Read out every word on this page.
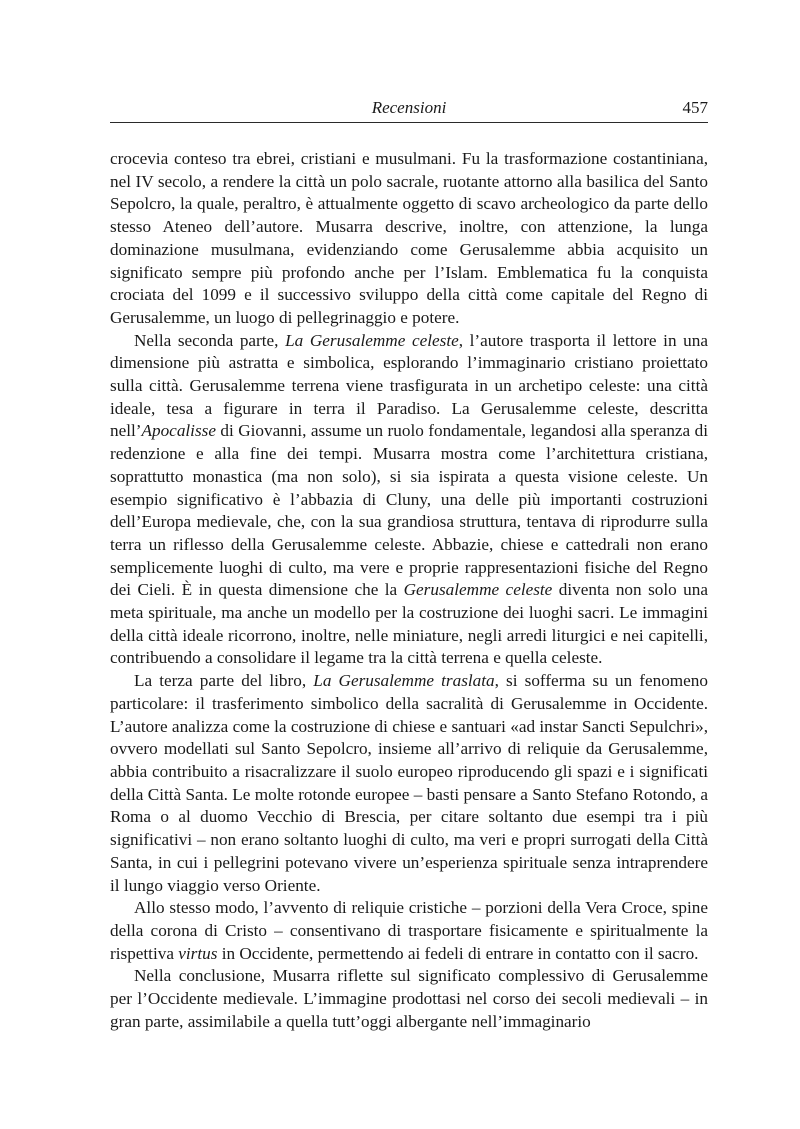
Recensioni	457

crocevia conteso tra ebrei, cristiani e musulmani. Fu la trasformazione costantiniana, nel IV secolo, a rendere la città un polo sacrale, ruotante attorno alla basilica del Santo Sepolcro, la quale, peraltro, è attualmente oggetto di scavo archeologico da parte dello stesso Ateneo dell’autore. Musarra descrive, inoltre, con attenzione, la lunga dominazione musulmana, evidenziando come Gerusalemme abbia acquisito un significato sempre più profondo anche per l’Islam. Emblematica fu la conquista crociata del 1099 e il successivo sviluppo della città come capitale del Regno di Gerusalemme, un luogo di pellegrinaggio e potere.

Nella seconda parte, La Gerusalemme celeste, l’autore trasporta il lettore in una dimensione più astratta e simbolica, esplorando l’immaginario cristiano proiettato sulla città. Gerusalemme terrena viene trasfigurata in un archetipo celeste: una città ideale, tesa a figurare in terra il Paradiso. La Gerusalemme celeste, descritta nell’Apocalisse di Giovanni, assume un ruolo fondamentale, legandosi alla speranza di redenzione e alla fine dei tempi. Musarra mostra come l’architettura cristiana, soprattutto monastica (ma non solo), si sia ispirata a questa visione celeste. Un esempio significativo è l’abbazia di Cluny, una delle più importanti costruzioni dell’Europa medievale, che, con la sua grandiosa struttura, tentava di riprodurre sulla terra un riflesso della Gerusalemme celeste. Abbazie, chiese e cattedrali non erano semplicemente luoghi di culto, ma vere e proprie rappresentazioni fisiche del Regno dei Cieli. È in questa dimensione che la Gerusalemme celeste diventa non solo una meta spirituale, ma anche un modello per la costruzione dei luoghi sacri. Le immagini della città ideale ricorrono, inoltre, nelle miniature, negli arredi liturgici e nei capitelli, contribuendo a consolidare il legame tra la città terrena e quella celeste.

La terza parte del libro, La Gerusalemme traslata, si sofferma su un fenomeno particolare: il trasferimento simbolico della sacralità di Gerusalemme in Occidente. L’autore analizza come la costruzione di chiese e santuari «ad instar Sancti Sepulchri», ovvero modellati sul Santo Sepolcro, insieme all’arrivo di reliquie da Gerusalemme, abbia contribuito a risacralizzare il suolo europeo riproducendo gli spazi e i significati della Città Santa. Le molte rotonde europee – basti pensare a Santo Stefano Rotondo, a Roma o al duomo Vecchio di Brescia, per citare soltanto due esempi tra i più significativi – non erano soltanto luoghi di culto, ma veri e propri surrogati della Città Santa, in cui i pellegrini potevano vivere un’esperienza spirituale senza intraprendere il lungo viaggio verso Oriente.

Allo stesso modo, l’avvento di reliquie cristiche – porzioni della Vera Croce, spine della corona di Cristo – consentivano di trasportare fisicamente e spiritualmente la rispettiva virtus in Occidente, permettendo ai fedeli di entrare in contatto con il sacro.

Nella conclusione, Musarra riflette sul significato complessivo di Gerusalemme per l’Occidente medievale. L’immagine prodottasi nel corso dei secoli medievali – in gran parte, assimilabile a quella tutt’oggi albergante nell’immaginario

*-*-*

- Task to carry out -
Extract the full listing above verbatim; pictures are to be left out of the copy.

- Exercise solution -
Read out every word on this page.
Recensioni	457

crocevia conteso tra ebrei, cristiani e musulmani. Fu la trasformazione costantiniana, nel IV secolo, a rendere la città un polo sacrale, ruotante attorno alla basilica del Santo Sepolcro, la quale, peraltro, è attualmente oggetto di scavo archeologico da parte dello stesso Ateneo dell’autore. Musarra descrive, inoltre, con attenzione, la lunga dominazione musulmana, evidenziando come Gerusalemme abbia acquisito un significato sempre più profondo anche per l’Islam. Emblematica fu la conquista crociata del 1099 e il successivo sviluppo della città come capitale del Regno di Gerusalemme, un luogo di pellegrinaggio e potere.

Nella seconda parte, La Gerusalemme celeste, l’autore trasporta il lettore in una dimensione più astratta e simbolica, esplorando l’immaginario cristiano proiettato sulla città. Gerusalemme terrena viene trasfigurata in un archetipo celeste: una città ideale, tesa a figurare in terra il Paradiso. La Gerusalemme celeste, descritta nell’Apocalisse di Giovanni, assume un ruolo fondamentale, legandosi alla speranza di redenzione e alla fine dei tempi. Musarra mostra come l’architettura cristiana, soprattutto monastica (ma non solo), si sia ispirata a questa visione celeste. Un esempio significativo è l’abbazia di Cluny, una delle più importanti costruzioni dell’Europa medievale, che, con la sua grandiosa struttura, tentava di riprodurre sulla terra un riflesso della Gerusalemme celeste. Abbazie, chiese e cattedrali non erano semplicemente luoghi di culto, ma vere e proprie rappresentazioni fisiche del Regno dei Cieli. È in questa dimensione che la Gerusalemme celeste diventa non solo una meta spirituale, ma anche un modello per la costruzione dei luoghi sacri. Le immagini della città ideale ricorrono, inoltre, nelle miniature, negli arredi liturgici e nei capitelli, contribuendo a consolidare il legame tra la città terrena e quella celeste.

La terza parte del libro, La Gerusalemme traslata, si sofferma su un fenomeno particolare: il trasferimento simbolico della sacralità di Gerusalemme in Occidente. L’autore analizza come la costruzione di chiese e santuari «ad instar Sancti Sepulchri», ovvero modellati sul Santo Sepolcro, insieme all’arrivo di reliquie da Gerusalemme, abbia contribuito a risacralizzare il suolo europeo riproducendo gli spazi e i significati della Città Santa. Le molte rotonde europee – basti pensare a Santo Stefano Rotondo, a Roma o al duomo Vecchio di Brescia, per citare soltanto due esempi tra i più significativi – non erano soltanto luoghi di culto, ma veri e propri surrogati della Città Santa, in cui i pellegrini potevano vivere un’esperienza spirituale senza intraprendere il lungo viaggio verso Oriente.

Allo stesso modo, l’avvento di reliquie cristiche – porzioni della Vera Croce, spine della corona di Cristo – consentivano di trasportare fisicamente e spiritualmente la rispettiva virtus in Occidente, permettendo ai fedeli di entrare in contatto con il sacro.

Nella conclusione, Musarra riflette sul significato complessivo di Gerusalemme per l’Occidente medievale. L’immagine prodottasi nel corso dei secoli medievali – in gran parte, assimilabile a quella tutt’oggi albergante nell’immaginario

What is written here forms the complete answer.